TASK ITEM: Each record that follows should be reproduced in full, character for character.

ENTRIES SUPPLIED below:

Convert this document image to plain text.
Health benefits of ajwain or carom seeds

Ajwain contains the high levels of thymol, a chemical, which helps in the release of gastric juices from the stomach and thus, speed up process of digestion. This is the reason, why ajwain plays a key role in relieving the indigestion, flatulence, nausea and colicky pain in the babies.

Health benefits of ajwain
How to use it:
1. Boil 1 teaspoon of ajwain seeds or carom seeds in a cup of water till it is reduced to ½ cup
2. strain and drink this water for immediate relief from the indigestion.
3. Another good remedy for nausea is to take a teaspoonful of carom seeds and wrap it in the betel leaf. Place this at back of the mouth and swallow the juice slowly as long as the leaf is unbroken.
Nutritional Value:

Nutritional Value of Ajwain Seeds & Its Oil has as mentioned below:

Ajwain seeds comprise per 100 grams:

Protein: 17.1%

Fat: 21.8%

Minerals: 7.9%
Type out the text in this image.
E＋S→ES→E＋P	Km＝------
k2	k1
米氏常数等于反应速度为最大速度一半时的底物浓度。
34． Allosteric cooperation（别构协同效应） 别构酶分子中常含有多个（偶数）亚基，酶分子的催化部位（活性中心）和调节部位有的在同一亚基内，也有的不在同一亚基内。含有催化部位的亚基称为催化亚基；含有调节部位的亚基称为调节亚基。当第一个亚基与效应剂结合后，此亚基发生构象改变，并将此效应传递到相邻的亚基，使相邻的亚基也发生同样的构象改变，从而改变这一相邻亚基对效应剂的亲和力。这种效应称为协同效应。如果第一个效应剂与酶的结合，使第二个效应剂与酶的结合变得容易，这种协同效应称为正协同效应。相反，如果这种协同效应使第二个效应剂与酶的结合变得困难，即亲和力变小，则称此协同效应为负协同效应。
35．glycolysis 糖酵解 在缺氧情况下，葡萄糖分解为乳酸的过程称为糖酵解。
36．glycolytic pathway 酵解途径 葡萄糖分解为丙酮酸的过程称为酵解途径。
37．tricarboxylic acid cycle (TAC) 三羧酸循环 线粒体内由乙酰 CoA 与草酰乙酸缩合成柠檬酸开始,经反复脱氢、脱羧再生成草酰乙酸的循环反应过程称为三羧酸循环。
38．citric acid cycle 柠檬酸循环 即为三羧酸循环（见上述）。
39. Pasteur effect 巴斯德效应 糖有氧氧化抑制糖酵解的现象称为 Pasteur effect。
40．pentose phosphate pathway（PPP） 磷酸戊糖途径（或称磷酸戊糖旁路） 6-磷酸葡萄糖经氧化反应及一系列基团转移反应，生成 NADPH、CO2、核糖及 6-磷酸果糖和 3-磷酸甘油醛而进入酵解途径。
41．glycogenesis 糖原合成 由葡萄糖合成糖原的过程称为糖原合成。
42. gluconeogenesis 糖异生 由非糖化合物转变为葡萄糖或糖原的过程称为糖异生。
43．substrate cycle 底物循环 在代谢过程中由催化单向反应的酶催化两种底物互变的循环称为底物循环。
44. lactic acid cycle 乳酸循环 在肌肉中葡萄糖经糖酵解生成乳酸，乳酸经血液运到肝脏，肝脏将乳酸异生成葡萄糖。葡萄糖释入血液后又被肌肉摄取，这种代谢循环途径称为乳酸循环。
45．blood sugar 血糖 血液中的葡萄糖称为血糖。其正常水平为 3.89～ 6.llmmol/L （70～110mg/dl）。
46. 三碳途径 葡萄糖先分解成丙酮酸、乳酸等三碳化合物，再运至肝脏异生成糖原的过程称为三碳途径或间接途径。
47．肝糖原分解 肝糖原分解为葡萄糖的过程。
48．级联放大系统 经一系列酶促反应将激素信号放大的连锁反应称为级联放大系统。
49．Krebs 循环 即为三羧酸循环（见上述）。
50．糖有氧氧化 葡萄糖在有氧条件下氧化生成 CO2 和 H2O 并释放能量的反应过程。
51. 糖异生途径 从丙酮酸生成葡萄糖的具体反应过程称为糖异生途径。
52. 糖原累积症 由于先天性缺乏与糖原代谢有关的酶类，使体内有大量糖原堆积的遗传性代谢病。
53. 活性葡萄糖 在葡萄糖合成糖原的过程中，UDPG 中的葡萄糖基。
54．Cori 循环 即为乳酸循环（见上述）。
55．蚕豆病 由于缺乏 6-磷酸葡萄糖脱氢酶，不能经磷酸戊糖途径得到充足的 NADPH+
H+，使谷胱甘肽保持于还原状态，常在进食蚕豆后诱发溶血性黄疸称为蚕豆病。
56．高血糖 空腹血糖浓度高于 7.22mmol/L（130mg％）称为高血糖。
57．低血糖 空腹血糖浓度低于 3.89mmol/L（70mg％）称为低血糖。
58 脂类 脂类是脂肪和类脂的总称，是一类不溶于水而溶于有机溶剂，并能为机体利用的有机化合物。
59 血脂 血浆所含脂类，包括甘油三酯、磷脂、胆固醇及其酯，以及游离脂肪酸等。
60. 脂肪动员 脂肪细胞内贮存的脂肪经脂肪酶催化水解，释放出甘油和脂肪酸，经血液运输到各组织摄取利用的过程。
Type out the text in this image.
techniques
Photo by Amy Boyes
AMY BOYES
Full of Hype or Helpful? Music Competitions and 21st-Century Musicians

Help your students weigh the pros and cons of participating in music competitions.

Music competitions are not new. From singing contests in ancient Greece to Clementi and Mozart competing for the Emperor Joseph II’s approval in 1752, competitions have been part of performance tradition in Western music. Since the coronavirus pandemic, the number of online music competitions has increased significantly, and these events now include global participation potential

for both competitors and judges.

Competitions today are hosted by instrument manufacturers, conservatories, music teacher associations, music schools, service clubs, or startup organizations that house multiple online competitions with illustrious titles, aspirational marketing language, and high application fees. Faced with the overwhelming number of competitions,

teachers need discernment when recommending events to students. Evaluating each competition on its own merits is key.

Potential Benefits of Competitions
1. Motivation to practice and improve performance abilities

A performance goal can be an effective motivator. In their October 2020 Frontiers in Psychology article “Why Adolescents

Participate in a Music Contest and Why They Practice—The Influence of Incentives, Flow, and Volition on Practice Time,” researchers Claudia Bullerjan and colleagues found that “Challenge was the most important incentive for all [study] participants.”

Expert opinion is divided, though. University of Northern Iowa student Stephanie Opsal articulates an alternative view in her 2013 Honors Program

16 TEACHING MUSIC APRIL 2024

End of ENTRIES SUPPLIED.

TASK SOLUTION:
Convert this document image to plain text.
Health benefits of ajwain or carom seeds

Ajwain contains the high levels of thymol, a chemical, which helps in the release of gastric juices from the stomach and thus, speed up process of digestion. This is the reason, why ajwain plays a key role in relieving the indigestion, flatulence, nausea and colicky pain in the babies.

Health benefits of ajwain
How to use it:
1. Boil 1 teaspoon of ajwain seeds or carom seeds in a cup of water till it is reduced to ½ cup
2. strain and drink this water for immediate relief from the indigestion.
3. Another good remedy for nausea is to take a teaspoonful of carom seeds and wrap it in the betel leaf. Place this at back of the mouth and swallow the juice slowly as long as the leaf is unbroken.
Nutritional Value:

Nutritional Value of Ajwain Seeds & Its Oil has as mentioned below:

Ajwain seeds comprise per 100 grams:

Protein: 17.1%

Fat: 21.8%

Minerals: 7.9%
Type out the text in this image.
E＋S→ES→E＋P	Km＝------
k2	k1
米氏常数等于反应速度为最大速度一半时的底物浓度。
34． Allosteric cooperation（别构协同效应） 别构酶分子中常含有多个（偶数）亚基，酶分子的催化部位（活性中心）和调节部位有的在同一亚基内，也有的不在同一亚基内。含有催化部位的亚基称为催化亚基；含有调节部位的亚基称为调节亚基。当第一个亚基与效应剂结合后，此亚基发生构象改变，并将此效应传递到相邻的亚基，使相邻的亚基也发生同样的构象改变，从而改变这一相邻亚基对效应剂的亲和力。这种效应称为协同效应。如果第一个效应剂与酶的结合，使第二个效应剂与酶的结合变得容易，这种协同效应称为正协同效应。相反，如果这种协同效应使第二个效应剂与酶的结合变得困难，即亲和力变小，则称此协同效应为负协同效应。
35．glycolysis 糖酵解 在缺氧情况下，葡萄糖分解为乳酸的过程称为糖酵解。
36．glycolytic pathway 酵解途径 葡萄糖分解为丙酮酸的过程称为酵解途径。
37．tricarboxylic acid cycle (TAC) 三羧酸循环 线粒体内由乙酰 CoA 与草酰乙酸缩合成柠檬酸开始,经反复脱氢、脱羧再生成草酰乙酸的循环反应过程称为三羧酸循环。
38．citric acid cycle 柠檬酸循环 即为三羧酸循环（见上述）。
39. Pasteur effect 巴斯德效应 糖有氧氧化抑制糖酵解的现象称为 Pasteur effect。
40．pentose phosphate pathway（PPP） 磷酸戊糖途径（或称磷酸戊糖旁路） 6-磷酸葡萄糖经氧化反应及一系列基团转移反应，生成 NADPH、CO2、核糖及 6-磷酸果糖和 3-磷酸甘油醛而进入酵解途径。
41．glycogenesis 糖原合成 由葡萄糖合成糖原的过程称为糖原合成。
42. gluconeogenesis 糖异生 由非糖化合物转变为葡萄糖或糖原的过程称为糖异生。
43．substrate cycle 底物循环 在代谢过程中由催化单向反应的酶催化两种底物互变的循环称为底物循环。
44. lactic acid cycle 乳酸循环 在肌肉中葡萄糖经糖酵解生成乳酸，乳酸经血液运到肝脏，肝脏将乳酸异生成葡萄糖。葡萄糖释入血液后又被肌肉摄取，这种代谢循环途径称为乳酸循环。
45．blood sugar 血糖 血液中的葡萄糖称为血糖。其正常水平为 3.89～ 6.llmmol/L （70～110mg/dl）。
46. 三碳途径 葡萄糖先分解成丙酮酸、乳酸等三碳化合物，再运至肝脏异生成糖原的过程称为三碳途径或间接途径。
47．肝糖原分解 肝糖原分解为葡萄糖的过程。
48．级联放大系统 经一系列酶促反应将激素信号放大的连锁反应称为级联放大系统。
49．Krebs 循环 即为三羧酸循环（见上述）。
50．糖有氧氧化 葡萄糖在有氧条件下氧化生成 CO2 和 H2O 并释放能量的反应过程。
51. 糖异生途径 从丙酮酸生成葡萄糖的具体反应过程称为糖异生途径。
52. 糖原累积症 由于先天性缺乏与糖原代谢有关的酶类，使体内有大量糖原堆积的遗传性代谢病。
53. 活性葡萄糖 在葡萄糖合成糖原的过程中，UDPG 中的葡萄糖基。
54．Cori 循环 即为乳酸循环（见上述）。
55．蚕豆病 由于缺乏 6-磷酸葡萄糖脱氢酶，不能经磷酸戊糖途径得到充足的 NADPH+
H+，使谷胱甘肽保持于还原状态，常在进食蚕豆后诱发溶血性黄疸称为蚕豆病。
56．高血糖 空腹血糖浓度高于 7.22mmol/L（130mg％）称为高血糖。
57．低血糖 空腹血糖浓度低于 3.89mmol/L（70mg％）称为低血糖。
58 脂类 脂类是脂肪和类脂的总称，是一类不溶于水而溶于有机溶剂，并能为机体利用的有机化合物。
59 血脂 血浆所含脂类，包括甘油三酯、磷脂、胆固醇及其酯，以及游离脂肪酸等。
60. 脂肪动员 脂肪细胞内贮存的脂肪经脂肪酶催化水解，释放出甘油和脂肪酸，经血液运输到各组织摄取利用的过程。
Type out the text in this image.
techniques
Photo by Amy Boyes
AMY BOYES
Full of Hype or Helpful? Music Competitions and 21st-Century Musicians

Help your students weigh the pros and cons of participating in music competitions.

Music competitions are not new. From singing contests in ancient Greece to Clementi and Mozart competing for the Emperor Joseph II’s approval in 1752, competitions have been part of performance tradition in Western music. Since the coronavirus pandemic, the number of online music competitions has increased significantly, and these events now include global participation potential

for both competitors and judges.

Competitions today are hosted by instrument manufacturers, conservatories, music teacher associations, music schools, service clubs, or startup organizations that house multiple online competitions with illustrious titles, aspirational marketing language, and high application fees. Faced with the overwhelming number of competitions,

teachers need discernment when recommending events to students. Evaluating each competition on its own merits is key.

Potential Benefits of Competitions
1. Motivation to practice and improve performance abilities

A performance goal can be an effective motivator. In their October 2020 Frontiers in Psychology article “Why Adolescents

Participate in a Music Contest and Why They Practice—The Influence of Incentives, Flow, and Volition on Practice Time,” researchers Claudia Bullerjan and colleagues found that “Challenge was the most important incentive for all [study] participants.”

Expert opinion is divided, though. University of Northern Iowa student Stephanie Opsal articulates an alternative view in her 2013 Honors Program

16 TEACHING MUSIC APRIL 2024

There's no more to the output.